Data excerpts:
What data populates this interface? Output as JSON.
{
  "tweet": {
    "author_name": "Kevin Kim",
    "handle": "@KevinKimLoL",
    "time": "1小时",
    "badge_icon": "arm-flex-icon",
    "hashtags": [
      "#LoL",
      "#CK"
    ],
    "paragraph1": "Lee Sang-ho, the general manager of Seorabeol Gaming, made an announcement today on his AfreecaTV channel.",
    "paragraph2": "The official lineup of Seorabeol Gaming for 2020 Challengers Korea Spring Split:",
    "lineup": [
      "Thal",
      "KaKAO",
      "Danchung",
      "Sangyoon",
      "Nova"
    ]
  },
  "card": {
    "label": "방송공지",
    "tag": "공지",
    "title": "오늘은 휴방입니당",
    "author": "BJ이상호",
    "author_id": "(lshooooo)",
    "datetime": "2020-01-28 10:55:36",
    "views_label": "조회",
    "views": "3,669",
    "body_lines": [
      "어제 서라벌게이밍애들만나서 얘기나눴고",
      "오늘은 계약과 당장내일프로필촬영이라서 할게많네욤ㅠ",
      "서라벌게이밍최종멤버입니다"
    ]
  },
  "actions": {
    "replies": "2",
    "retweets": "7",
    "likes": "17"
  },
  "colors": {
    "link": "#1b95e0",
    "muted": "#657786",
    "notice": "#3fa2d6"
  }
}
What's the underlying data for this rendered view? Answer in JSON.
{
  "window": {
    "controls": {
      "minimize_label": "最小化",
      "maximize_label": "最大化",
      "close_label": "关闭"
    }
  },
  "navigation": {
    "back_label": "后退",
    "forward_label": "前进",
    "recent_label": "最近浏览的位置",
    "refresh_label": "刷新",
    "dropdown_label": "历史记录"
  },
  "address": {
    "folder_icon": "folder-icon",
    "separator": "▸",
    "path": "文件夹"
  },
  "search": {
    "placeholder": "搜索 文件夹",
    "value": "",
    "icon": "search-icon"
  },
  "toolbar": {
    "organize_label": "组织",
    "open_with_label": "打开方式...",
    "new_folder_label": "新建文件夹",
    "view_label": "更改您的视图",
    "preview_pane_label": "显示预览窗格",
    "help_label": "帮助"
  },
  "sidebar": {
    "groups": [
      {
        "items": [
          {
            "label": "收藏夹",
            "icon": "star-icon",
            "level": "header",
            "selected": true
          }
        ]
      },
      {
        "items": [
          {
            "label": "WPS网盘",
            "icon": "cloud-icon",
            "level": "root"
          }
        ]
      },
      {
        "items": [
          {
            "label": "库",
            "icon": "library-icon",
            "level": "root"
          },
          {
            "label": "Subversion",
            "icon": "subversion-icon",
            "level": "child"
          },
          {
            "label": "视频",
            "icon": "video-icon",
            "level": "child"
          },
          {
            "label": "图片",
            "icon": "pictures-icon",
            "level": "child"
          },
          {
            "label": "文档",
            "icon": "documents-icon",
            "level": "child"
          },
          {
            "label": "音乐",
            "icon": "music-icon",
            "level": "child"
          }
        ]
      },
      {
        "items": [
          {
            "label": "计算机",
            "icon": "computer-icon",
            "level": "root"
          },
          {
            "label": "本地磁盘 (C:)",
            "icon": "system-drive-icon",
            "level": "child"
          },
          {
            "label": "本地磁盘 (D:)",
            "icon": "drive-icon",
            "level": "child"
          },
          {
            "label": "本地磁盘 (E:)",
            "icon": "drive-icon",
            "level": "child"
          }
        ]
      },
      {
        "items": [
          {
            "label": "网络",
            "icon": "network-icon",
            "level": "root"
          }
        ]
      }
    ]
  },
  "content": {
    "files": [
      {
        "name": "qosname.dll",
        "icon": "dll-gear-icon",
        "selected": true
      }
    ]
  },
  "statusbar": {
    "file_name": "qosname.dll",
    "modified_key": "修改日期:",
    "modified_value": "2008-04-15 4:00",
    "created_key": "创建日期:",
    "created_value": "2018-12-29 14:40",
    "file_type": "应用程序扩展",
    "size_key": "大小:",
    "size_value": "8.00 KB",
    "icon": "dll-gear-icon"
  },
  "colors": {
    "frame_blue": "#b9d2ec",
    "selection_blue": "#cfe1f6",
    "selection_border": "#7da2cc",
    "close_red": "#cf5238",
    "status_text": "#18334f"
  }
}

What is being asked =>
Copy the material above back out, exactly as written.

Result of the exercise =>
What data populates this interface? Output as JSON.
{
  "tweet": {
    "author_name": "Kevin Kim",
    "handle": "@KevinKimLoL",
    "time": "1小时",
    "badge_icon": "arm-flex-icon",
    "hashtags": [
      "#LoL",
      "#CK"
    ],
    "paragraph1": "Lee Sang-ho, the general manager of Seorabeol Gaming, made an announcement today on his AfreecaTV channel.",
    "paragraph2": "The official lineup of Seorabeol Gaming for 2020 Challengers Korea Spring Split:",
    "lineup": [
      "Thal",
      "KaKAO",
      "Danchung",
      "Sangyoon",
      "Nova"
    ]
  },
  "card": {
    "label": "방송공지",
    "tag": "공지",
    "title": "오늘은 휴방입니당",
    "author": "BJ이상호",
    "author_id": "(lshooooo)",
    "datetime": "2020-01-28 10:55:36",
    "views_label": "조회",
    "views": "3,669",
    "body_lines": [
      "어제 서라벌게이밍애들만나서 얘기나눴고",
      "오늘은 계약과 당장내일프로필촬영이라서 할게많네욤ㅠ",
      "서라벌게이밍최종멤버입니다"
    ]
  },
  "actions": {
    "replies": "2",
    "retweets": "7",
    "likes": "17"
  },
  "colors": {
    "link": "#1b95e0",
    "muted": "#657786",
    "notice": "#3fa2d6"
  }
}
What's the underlying data for this rendered view? Answer in JSON.
{
  "window": {
    "controls": {
      "minimize_label": "最小化",
      "maximize_label": "最大化",
      "close_label": "关闭"
    }
  },
  "navigation": {
    "back_label": "后退",
    "forward_label": "前进",
    "recent_label": "最近浏览的位置",
    "refresh_label": "刷新",
    "dropdown_label": "历史记录"
  },
  "address": {
    "folder_icon": "folder-icon",
    "separator": "▸",
    "path": "文件夹"
  },
  "search": {
    "placeholder": "搜索 文件夹",
    "value": "",
    "icon": "search-icon"
  },
  "toolbar": {
    "organize_label": "组织",
    "open_with_label": "打开方式...",
    "new_folder_label": "新建文件夹",
    "view_label": "更改您的视图",
    "preview_pane_label": "显示预览窗格",
    "help_label": "帮助"
  },
  "sidebar": {
    "groups": [
      {
        "items": [
          {
            "label": "收藏夹",
            "icon": "star-icon",
            "level": "header",
            "selected": true
          }
        ]
      },
      {
        "items": [
          {
            "label": "WPS网盘",
            "icon": "cloud-icon",
            "level": "root"
          }
        ]
      },
      {
        "items": [
          {
            "label": "库",
            "icon": "library-icon",
            "level": "root"
          },
          {
            "label": "Subversion",
            "icon": "subversion-icon",
            "level": "child"
          },
          {
            "label": "视频",
            "icon": "video-icon",
            "level": "child"
          },
          {
            "label": "图片",
            "icon": "pictures-icon",
            "level": "child"
          },
          {
            "label": "文档",
            "icon": "documents-icon",
            "level": "child"
          },
          {
            "label": "音乐",
            "icon": "music-icon",
            "level": "child"
          }
        ]
      },
      {
        "items": [
          {
            "label": "计算机",
            "icon": "computer-icon",
            "level": "root"
          },
          {
            "label": "本地磁盘 (C:)",
            "icon": "system-drive-icon",
            "level": "child"
          },
          {
            "label": "本地磁盘 (D:)",
            "icon": "drive-icon",
            "level": "child"
          },
          {
            "label": "本地磁盘 (E:)",
            "icon": "drive-icon",
            "level": "child"
          }
        ]
      },
      {
        "items": [
          {
            "label": "网络",
            "icon": "network-icon",
            "level": "root"
          }
        ]
      }
    ]
  },
  "content": {
    "files": [
      {
        "name": "qosname.dll",
        "icon": "dll-gear-icon",
        "selected": true
      }
    ]
  },
  "statusbar": {
    "file_name": "qosname.dll",
    "modified_key": "修改日期:",
    "modified_value": "2008-04-15 4:00",
    "created_key": "创建日期:",
    "created_value": "2018-12-29 14:40",
    "file_type": "应用程序扩展",
    "size_key": "大小:",
    "size_value": "8.00 KB",
    "icon": "dll-gear-icon"
  },
  "colors": {
    "frame_blue": "#b9d2ec",
    "selection_blue": "#cfe1f6",
    "selection_border": "#7da2cc",
    "close_red": "#cf5238",
    "status_text": "#18334f"
  }
}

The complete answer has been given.